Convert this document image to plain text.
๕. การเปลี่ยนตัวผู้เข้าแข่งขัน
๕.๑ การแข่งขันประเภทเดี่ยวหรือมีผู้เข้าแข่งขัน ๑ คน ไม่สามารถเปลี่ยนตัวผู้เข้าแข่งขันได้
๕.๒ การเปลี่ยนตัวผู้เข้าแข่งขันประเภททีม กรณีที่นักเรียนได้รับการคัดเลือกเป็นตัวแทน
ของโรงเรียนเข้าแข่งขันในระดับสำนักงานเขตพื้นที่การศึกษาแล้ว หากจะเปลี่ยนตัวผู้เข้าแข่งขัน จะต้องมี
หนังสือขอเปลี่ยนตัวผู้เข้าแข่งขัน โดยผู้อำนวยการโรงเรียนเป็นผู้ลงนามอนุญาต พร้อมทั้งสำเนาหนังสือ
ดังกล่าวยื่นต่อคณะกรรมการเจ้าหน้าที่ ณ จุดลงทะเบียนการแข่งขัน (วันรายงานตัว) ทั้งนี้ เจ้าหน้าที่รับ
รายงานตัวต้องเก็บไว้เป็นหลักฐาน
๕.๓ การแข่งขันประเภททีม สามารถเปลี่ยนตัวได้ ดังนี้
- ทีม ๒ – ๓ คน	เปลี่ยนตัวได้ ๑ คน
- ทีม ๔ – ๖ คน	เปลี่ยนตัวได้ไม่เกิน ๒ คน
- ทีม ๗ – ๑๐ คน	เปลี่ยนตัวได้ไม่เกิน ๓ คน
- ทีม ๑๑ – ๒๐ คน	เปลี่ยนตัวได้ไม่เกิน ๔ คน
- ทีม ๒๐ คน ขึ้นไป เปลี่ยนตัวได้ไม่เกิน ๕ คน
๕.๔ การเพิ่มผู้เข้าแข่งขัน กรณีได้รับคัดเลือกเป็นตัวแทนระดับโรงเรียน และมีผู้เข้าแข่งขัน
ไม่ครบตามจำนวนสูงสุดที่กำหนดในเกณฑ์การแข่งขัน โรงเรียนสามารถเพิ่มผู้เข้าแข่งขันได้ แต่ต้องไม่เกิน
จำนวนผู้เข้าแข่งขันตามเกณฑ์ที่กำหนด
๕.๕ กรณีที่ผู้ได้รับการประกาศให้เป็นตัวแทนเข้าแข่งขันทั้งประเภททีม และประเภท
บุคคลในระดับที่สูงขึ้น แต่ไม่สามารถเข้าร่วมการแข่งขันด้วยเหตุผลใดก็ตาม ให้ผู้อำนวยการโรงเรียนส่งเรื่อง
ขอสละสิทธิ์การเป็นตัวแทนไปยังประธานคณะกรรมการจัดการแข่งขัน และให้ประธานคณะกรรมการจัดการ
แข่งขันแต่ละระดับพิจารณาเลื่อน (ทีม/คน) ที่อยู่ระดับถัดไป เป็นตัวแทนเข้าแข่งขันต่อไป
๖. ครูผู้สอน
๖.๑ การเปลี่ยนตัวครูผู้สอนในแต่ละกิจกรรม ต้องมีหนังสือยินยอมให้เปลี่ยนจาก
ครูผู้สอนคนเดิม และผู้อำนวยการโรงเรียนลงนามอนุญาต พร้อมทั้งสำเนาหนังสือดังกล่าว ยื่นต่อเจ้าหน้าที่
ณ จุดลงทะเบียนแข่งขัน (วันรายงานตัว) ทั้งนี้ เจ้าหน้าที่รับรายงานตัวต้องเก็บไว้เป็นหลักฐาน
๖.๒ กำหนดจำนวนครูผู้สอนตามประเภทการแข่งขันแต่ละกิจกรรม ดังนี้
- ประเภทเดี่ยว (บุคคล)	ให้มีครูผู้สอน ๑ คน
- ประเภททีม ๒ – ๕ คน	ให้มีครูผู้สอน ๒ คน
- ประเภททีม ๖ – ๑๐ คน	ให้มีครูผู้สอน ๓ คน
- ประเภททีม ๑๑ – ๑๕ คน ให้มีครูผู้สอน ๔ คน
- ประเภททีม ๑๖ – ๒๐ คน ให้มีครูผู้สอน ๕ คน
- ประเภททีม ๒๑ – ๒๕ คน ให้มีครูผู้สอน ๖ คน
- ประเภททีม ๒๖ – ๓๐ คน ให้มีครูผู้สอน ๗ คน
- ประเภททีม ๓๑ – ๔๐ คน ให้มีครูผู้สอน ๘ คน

-------

Aim of the task: Return each full line of the entries that contains the word "ดลงทะเบ".

Solution for this problem:
ดังกล่าวยื่นต่อคณะกรรมการเจ้าหน้าที่ ณ จุดลงทะเบียนการแข่งขัน (วันรายงานตัว) ทั้งนี้ เจ้าหน้าที่รับ
ณ จุดลงทะเบียนแข่งขัน (วันรายงานตัว) ทั้งนี้ เจ้าหน้าที่รับรายงานตัวต้องเก็บไว้เป็นหลักฐาน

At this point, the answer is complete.